- EXERCISE DESCRIPTION:
Give only one thing: the number of lines that include the word "covenants".

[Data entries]

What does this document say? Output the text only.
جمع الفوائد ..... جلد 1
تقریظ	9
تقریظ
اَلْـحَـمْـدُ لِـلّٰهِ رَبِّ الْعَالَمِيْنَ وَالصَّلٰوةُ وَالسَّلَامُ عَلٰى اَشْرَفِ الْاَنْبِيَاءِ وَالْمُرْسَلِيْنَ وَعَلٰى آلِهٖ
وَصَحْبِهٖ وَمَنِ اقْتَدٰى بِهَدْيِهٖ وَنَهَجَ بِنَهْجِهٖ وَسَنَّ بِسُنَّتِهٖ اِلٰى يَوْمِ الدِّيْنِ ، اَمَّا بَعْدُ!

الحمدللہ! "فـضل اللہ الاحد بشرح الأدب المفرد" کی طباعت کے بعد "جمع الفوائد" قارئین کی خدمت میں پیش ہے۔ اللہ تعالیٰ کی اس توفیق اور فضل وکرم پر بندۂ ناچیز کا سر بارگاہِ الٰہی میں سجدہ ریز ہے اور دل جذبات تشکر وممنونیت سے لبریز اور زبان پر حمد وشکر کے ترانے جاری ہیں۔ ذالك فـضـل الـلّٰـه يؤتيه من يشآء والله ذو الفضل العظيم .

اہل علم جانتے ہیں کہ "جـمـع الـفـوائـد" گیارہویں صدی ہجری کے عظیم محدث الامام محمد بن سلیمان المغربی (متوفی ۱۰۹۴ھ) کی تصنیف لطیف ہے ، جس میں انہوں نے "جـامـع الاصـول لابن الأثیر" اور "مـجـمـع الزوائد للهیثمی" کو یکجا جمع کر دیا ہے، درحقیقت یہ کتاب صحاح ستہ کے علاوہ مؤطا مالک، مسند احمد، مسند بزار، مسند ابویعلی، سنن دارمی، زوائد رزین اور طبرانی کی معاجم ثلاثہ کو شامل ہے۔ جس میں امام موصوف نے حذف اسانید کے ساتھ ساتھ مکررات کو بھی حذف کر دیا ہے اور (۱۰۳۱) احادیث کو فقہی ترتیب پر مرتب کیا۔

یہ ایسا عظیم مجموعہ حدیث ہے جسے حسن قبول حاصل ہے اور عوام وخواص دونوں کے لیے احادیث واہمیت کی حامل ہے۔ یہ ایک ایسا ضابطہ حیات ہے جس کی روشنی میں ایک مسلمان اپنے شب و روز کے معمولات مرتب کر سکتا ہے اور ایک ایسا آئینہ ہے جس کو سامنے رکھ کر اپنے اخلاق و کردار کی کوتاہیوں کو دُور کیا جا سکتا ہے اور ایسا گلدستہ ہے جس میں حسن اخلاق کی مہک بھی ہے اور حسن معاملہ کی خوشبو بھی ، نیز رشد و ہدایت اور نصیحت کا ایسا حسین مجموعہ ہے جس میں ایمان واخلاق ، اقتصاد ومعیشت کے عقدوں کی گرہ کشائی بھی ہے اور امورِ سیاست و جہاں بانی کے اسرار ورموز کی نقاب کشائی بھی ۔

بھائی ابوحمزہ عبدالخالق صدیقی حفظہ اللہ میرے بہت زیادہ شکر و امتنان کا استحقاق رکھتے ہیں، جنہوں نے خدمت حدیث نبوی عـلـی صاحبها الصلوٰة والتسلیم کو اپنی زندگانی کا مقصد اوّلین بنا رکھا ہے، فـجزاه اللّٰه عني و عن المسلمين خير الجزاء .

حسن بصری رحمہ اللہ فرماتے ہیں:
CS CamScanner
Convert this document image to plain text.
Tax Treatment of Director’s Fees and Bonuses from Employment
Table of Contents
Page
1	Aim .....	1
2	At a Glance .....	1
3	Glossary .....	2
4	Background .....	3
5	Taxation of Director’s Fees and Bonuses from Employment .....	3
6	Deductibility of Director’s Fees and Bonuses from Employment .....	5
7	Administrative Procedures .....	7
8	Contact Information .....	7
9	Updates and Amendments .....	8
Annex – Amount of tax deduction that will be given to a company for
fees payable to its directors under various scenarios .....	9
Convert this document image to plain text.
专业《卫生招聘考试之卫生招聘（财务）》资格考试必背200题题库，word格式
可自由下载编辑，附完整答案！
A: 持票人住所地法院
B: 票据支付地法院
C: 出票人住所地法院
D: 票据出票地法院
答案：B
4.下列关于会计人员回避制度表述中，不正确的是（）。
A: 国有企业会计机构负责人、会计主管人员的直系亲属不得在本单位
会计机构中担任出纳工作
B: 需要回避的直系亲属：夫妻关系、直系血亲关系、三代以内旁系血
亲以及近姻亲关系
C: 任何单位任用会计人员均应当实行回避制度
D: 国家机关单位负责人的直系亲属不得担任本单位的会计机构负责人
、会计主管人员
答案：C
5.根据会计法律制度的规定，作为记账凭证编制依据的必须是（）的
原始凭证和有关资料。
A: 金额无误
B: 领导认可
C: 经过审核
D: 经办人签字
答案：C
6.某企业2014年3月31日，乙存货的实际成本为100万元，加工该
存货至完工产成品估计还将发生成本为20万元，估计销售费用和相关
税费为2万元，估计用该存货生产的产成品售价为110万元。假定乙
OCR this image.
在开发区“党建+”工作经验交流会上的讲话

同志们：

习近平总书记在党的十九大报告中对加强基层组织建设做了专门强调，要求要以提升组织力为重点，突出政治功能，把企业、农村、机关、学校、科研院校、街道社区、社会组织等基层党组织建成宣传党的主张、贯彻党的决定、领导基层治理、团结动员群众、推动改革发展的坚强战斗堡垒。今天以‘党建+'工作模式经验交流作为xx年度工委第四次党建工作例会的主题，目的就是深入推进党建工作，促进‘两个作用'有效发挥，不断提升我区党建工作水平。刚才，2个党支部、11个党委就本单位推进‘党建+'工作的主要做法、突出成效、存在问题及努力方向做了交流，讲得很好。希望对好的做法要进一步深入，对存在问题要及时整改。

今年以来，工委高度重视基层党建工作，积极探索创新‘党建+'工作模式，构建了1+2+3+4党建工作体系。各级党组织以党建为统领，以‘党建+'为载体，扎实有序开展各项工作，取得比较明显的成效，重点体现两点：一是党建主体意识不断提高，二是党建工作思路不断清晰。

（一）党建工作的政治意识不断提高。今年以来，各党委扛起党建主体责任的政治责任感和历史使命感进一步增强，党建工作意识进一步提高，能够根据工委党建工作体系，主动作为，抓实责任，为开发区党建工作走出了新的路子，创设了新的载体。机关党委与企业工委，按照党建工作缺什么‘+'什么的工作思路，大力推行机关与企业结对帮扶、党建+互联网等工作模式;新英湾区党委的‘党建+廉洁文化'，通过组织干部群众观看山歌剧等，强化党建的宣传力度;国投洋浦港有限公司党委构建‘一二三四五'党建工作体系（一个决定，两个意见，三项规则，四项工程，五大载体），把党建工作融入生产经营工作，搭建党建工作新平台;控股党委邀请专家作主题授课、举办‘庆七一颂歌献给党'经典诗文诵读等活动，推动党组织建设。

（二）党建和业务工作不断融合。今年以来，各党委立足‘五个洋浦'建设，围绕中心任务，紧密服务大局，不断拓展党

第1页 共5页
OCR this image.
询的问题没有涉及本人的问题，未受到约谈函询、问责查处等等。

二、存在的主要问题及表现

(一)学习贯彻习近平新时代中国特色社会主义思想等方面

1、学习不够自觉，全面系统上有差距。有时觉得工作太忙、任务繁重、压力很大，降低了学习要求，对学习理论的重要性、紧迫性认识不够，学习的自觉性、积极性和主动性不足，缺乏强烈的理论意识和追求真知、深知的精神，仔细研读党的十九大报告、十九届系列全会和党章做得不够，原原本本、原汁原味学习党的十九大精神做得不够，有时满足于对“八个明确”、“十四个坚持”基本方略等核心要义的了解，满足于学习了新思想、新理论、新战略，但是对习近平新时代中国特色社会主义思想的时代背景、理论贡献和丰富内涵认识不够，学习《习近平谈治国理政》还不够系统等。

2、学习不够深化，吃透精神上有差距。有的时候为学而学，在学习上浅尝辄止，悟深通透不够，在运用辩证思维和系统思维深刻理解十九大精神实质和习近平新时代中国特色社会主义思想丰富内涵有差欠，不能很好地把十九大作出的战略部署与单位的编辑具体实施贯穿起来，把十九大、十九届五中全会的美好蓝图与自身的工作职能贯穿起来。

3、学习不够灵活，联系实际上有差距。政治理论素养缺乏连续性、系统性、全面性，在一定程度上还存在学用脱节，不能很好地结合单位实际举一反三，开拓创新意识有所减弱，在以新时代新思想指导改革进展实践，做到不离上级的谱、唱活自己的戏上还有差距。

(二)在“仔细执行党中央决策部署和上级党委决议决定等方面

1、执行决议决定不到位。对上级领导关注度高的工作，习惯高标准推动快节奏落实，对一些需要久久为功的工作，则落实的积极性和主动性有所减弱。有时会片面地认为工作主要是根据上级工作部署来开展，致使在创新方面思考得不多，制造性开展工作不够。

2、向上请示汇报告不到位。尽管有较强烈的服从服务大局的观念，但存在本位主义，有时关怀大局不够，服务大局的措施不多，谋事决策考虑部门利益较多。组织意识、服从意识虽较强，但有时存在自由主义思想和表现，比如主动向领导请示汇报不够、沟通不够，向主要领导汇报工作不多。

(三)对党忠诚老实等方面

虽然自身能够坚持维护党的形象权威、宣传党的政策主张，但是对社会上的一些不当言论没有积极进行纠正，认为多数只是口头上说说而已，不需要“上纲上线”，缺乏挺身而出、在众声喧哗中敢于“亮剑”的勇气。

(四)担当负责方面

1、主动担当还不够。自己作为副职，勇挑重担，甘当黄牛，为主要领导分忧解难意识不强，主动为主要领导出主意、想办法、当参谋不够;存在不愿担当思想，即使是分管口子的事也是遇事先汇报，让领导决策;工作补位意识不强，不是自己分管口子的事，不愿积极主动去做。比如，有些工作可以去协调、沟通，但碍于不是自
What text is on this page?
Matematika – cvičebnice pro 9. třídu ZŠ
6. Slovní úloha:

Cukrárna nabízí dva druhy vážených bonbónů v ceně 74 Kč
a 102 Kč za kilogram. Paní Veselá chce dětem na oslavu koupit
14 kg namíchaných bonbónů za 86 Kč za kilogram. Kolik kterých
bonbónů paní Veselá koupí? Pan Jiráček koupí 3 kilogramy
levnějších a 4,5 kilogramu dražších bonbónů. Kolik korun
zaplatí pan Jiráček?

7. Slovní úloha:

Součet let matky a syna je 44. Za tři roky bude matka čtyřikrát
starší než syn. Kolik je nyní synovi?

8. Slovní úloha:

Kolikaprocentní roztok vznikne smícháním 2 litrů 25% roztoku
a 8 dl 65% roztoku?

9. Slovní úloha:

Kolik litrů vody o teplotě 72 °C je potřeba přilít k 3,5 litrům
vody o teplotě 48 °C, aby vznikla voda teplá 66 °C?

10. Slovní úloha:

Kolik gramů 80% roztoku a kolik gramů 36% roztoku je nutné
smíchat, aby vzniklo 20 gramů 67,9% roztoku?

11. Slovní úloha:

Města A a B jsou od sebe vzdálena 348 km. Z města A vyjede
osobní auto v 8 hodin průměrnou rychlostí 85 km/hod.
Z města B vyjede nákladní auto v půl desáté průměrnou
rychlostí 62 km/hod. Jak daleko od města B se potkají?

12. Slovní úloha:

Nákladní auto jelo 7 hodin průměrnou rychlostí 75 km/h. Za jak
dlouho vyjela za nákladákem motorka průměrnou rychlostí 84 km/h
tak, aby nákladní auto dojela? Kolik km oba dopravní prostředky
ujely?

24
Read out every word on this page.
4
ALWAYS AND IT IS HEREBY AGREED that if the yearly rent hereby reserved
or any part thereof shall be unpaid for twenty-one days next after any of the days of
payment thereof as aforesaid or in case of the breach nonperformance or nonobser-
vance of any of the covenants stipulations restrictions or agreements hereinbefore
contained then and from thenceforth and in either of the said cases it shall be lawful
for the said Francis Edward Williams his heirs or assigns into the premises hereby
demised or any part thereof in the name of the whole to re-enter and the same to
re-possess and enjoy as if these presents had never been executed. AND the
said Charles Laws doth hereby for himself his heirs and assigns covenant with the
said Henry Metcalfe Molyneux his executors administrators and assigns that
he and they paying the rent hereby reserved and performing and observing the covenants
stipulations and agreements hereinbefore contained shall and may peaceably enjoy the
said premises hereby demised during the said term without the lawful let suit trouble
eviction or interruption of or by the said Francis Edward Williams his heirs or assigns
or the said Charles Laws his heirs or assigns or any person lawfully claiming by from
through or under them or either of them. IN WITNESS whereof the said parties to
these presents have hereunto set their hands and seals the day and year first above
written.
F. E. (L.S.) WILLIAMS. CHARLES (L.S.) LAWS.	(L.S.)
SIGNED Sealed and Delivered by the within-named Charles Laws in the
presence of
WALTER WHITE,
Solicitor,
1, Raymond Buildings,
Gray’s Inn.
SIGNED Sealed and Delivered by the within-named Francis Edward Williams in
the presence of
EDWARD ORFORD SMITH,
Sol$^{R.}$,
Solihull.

- EXERCISE RESPONSE:
2